# Start of Records for this exercise

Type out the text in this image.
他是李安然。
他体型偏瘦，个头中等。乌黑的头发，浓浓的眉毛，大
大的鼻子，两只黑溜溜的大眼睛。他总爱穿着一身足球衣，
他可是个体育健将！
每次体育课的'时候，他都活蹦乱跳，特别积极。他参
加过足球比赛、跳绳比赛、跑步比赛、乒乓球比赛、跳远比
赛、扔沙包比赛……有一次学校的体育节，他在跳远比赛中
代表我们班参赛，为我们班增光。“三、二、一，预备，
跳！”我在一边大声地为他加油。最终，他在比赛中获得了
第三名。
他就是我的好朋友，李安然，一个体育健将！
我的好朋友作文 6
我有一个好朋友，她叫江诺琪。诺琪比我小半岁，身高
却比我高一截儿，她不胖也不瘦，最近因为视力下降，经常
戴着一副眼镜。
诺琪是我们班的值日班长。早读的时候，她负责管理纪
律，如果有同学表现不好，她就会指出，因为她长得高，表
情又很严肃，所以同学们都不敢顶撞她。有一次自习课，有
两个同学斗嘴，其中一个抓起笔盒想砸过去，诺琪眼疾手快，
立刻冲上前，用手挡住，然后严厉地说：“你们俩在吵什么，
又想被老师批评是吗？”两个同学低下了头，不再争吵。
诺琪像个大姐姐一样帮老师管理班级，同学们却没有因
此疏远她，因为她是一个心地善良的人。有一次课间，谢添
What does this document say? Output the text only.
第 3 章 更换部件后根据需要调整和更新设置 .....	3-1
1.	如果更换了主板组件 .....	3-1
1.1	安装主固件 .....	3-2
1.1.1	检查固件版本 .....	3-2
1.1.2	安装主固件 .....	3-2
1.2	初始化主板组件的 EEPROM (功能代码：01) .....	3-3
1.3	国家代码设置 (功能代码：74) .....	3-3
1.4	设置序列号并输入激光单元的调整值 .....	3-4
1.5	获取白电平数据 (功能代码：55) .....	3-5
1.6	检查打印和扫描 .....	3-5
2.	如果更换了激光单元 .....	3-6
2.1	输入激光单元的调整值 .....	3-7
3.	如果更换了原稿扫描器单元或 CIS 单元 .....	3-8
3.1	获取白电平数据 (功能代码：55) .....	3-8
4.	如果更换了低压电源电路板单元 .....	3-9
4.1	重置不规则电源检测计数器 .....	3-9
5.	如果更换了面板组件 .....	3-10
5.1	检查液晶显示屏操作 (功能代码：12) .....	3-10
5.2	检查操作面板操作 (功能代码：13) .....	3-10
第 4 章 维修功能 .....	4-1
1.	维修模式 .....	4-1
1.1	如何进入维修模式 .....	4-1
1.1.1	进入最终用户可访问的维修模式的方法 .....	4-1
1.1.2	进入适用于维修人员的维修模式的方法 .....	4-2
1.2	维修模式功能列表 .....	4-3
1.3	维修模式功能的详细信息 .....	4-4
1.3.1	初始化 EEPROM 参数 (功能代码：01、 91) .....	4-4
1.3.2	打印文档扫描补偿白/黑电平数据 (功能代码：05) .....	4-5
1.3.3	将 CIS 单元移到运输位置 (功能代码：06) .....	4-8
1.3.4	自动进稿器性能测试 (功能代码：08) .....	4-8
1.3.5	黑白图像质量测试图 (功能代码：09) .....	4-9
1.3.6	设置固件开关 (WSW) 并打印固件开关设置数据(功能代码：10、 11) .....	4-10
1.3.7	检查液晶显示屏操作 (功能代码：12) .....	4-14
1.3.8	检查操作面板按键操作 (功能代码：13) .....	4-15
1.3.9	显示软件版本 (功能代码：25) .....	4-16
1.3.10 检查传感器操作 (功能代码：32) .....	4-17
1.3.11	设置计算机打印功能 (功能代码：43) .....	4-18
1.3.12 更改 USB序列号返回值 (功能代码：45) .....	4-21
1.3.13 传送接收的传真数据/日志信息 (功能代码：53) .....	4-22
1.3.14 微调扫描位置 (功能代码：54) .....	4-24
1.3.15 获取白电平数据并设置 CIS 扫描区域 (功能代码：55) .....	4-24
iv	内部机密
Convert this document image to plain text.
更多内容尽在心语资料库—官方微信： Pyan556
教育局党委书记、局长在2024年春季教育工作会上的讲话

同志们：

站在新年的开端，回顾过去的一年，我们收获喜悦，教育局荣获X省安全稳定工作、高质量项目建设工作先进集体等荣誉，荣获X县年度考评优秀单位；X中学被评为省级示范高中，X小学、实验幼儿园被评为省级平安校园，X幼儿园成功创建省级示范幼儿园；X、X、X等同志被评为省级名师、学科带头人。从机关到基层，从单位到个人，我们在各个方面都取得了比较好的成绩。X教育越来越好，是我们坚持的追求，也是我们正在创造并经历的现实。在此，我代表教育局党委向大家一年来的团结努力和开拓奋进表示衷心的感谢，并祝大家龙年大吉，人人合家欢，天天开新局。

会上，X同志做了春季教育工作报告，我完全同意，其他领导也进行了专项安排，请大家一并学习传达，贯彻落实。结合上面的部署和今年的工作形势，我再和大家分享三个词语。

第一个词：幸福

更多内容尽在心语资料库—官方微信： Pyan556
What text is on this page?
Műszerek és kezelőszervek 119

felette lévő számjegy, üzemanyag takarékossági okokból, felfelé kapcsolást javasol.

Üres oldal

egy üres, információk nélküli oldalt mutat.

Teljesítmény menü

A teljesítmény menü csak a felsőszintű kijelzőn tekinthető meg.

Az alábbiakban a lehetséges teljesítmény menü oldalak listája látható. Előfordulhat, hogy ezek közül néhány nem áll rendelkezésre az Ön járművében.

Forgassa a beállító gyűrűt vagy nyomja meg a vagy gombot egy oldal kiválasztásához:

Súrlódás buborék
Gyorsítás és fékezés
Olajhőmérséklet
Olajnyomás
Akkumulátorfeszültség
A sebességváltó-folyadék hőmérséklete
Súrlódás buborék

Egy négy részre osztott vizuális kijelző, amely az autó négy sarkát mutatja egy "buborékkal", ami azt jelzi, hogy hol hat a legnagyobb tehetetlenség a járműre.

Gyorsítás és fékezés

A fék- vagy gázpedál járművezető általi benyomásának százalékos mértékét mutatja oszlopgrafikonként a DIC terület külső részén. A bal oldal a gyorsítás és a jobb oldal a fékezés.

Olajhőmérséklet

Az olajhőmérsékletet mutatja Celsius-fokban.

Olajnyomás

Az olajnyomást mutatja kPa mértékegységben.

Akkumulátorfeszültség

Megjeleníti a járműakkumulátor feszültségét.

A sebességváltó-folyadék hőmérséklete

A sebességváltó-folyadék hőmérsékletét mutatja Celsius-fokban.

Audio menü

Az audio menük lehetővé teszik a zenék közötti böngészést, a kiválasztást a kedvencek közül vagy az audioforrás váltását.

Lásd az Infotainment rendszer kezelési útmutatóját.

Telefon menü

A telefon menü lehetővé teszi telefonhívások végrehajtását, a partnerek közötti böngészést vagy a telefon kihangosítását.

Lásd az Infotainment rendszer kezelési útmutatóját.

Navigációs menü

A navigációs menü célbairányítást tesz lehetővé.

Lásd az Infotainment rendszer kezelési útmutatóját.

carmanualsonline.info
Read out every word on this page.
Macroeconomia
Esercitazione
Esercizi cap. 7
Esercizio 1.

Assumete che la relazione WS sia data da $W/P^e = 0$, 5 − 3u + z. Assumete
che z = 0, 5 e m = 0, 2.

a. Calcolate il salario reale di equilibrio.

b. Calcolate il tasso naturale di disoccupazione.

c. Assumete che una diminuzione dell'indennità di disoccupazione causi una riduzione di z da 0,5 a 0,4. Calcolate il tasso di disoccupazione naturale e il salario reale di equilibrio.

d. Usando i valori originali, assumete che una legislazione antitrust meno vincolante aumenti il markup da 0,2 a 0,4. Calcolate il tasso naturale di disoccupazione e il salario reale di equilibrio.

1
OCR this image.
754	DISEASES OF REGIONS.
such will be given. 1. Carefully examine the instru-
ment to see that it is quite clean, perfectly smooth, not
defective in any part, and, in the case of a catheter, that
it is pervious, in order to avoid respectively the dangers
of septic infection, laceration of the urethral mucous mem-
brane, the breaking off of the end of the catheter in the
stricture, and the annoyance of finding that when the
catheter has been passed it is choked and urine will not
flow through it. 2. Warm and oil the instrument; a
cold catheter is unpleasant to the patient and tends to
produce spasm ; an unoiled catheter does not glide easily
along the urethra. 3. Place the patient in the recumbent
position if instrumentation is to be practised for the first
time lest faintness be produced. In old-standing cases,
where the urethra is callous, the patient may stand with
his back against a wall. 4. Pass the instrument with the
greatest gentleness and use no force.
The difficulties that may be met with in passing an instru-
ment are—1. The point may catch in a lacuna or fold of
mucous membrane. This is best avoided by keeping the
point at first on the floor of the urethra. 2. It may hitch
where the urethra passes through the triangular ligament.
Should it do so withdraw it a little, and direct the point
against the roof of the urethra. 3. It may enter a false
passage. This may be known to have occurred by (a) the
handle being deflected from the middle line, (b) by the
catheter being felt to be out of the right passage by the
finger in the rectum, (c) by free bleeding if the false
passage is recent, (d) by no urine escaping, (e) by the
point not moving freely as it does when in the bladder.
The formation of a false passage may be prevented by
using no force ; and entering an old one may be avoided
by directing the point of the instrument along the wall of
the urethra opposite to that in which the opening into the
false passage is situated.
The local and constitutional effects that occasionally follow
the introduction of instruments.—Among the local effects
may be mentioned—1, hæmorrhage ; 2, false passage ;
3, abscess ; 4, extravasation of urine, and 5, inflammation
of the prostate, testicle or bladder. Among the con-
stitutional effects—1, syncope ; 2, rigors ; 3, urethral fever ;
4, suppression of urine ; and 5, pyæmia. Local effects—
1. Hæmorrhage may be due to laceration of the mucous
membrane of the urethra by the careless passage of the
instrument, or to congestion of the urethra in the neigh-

# End of Records for this exercise

Looking at the entries above, say how many lines contain the word "against". Only the number is wanted.

2